Problem description:
Without pictures, repeat exactly the lines from the one containing "What does this" through the end of the entries.

Task material:

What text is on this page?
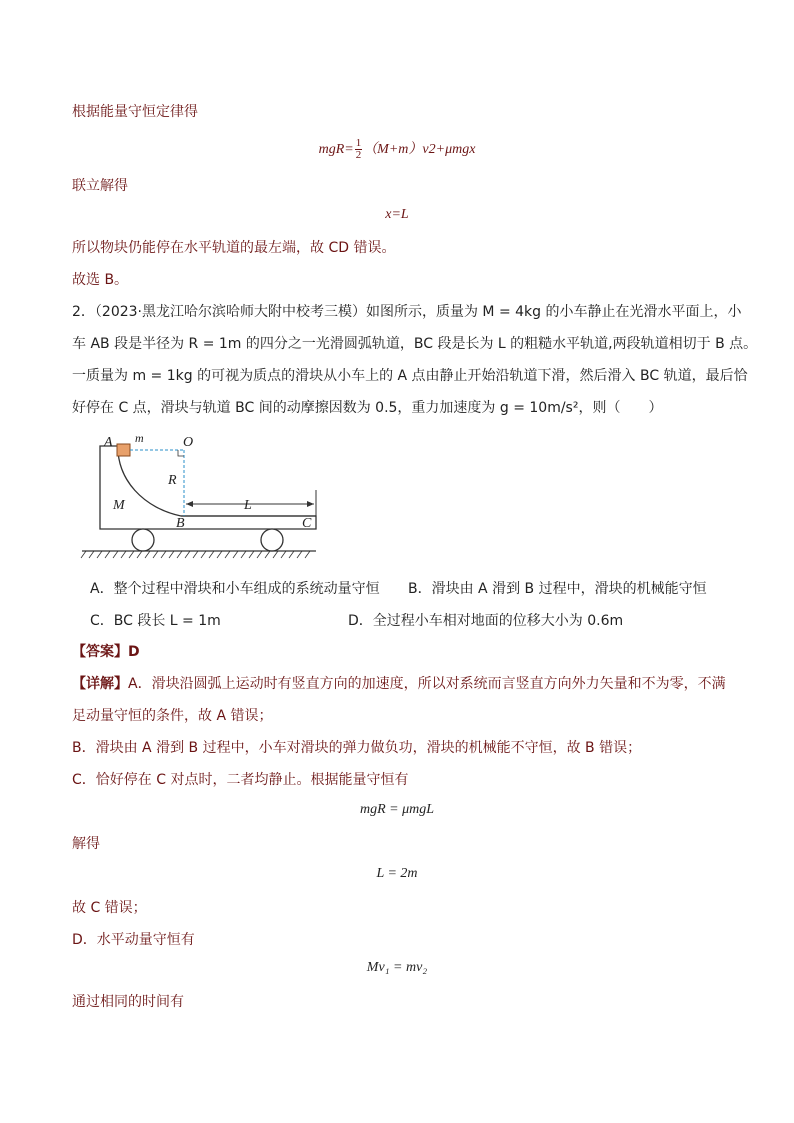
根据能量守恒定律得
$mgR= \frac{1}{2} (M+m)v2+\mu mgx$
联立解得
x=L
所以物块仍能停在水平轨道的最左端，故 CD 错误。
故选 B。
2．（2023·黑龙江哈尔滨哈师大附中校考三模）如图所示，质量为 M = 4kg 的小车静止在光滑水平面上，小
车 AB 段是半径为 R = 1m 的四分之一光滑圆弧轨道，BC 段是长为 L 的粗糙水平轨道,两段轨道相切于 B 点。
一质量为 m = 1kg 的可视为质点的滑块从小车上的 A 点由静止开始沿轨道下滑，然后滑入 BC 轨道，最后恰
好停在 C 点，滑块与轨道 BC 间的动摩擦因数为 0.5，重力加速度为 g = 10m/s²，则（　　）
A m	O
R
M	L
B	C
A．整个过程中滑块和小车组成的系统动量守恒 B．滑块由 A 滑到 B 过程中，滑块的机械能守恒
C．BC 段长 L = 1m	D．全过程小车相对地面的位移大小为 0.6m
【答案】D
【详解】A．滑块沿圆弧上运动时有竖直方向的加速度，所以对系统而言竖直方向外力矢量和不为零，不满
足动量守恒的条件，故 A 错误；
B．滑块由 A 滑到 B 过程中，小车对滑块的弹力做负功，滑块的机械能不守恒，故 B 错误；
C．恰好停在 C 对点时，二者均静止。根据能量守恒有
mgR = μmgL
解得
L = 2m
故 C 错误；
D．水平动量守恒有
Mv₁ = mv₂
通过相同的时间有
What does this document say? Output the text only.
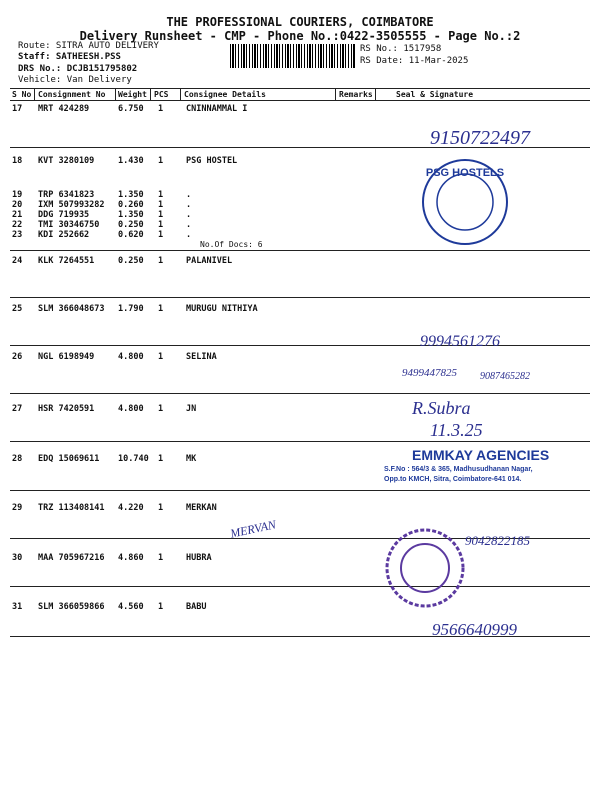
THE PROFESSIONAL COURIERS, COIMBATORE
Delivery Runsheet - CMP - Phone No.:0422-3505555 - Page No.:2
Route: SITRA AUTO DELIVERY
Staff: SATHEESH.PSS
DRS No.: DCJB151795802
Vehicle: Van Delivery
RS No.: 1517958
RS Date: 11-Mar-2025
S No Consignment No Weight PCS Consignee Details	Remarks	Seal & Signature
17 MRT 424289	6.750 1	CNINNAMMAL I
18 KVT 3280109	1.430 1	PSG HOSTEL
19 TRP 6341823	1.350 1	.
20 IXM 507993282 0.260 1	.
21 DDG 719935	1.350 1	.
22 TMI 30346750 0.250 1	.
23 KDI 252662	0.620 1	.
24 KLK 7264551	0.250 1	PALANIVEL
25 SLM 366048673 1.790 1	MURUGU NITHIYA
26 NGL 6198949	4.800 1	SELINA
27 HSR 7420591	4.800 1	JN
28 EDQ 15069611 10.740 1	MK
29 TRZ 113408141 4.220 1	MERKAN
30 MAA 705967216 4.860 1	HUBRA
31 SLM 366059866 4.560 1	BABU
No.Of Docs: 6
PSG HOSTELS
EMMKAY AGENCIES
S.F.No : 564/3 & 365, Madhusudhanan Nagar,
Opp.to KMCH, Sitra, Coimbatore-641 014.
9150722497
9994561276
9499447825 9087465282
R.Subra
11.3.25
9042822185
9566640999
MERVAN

Task result:
What does this document say? Output the text only.
THE PROFESSIONAL COURIERS, COIMBATORE
Delivery Runsheet - CMP - Phone No.:0422-3505555 - Page No.:2
Route: SITRA AUTO DELIVERY
Staff: SATHEESH.PSS
DRS No.: DCJB151795802
Vehicle: Van Delivery
RS No.: 1517958
RS Date: 11-Mar-2025
S No Consignment No Weight PCS Consignee Details	Remarks	Seal & Signature
17 MRT 424289	6.750 1	CNINNAMMAL I
18 KVT 3280109	1.430 1	PSG HOSTEL
19 TRP 6341823	1.350 1	.
20 IXM 507993282 0.260 1	.
21 DDG 719935	1.350 1	.
22 TMI 30346750 0.250 1	.
23 KDI 252662	0.620 1	.
24 KLK 7264551	0.250 1	PALANIVEL
25 SLM 366048673 1.790 1	MURUGU NITHIYA
26 NGL 6198949	4.800 1	SELINA
27 HSR 7420591	4.800 1	JN
28 EDQ 15069611 10.740 1	MK
29 TRZ 113408141 4.220 1	MERKAN
30 MAA 705967216 4.860 1	HUBRA
31 SLM 366059866 4.560 1	BABU
No.Of Docs: 6
PSG HOSTELS
EMMKAY AGENCIES
S.F.No : 564/3 & 365, Madhusudhanan Nagar,
Opp.to KMCH, Sitra, Coimbatore-641 014.
9150722497
9994561276
9499447825 9087465282
R.Subra
11.3.25
9042822185
9566640999
MERVAN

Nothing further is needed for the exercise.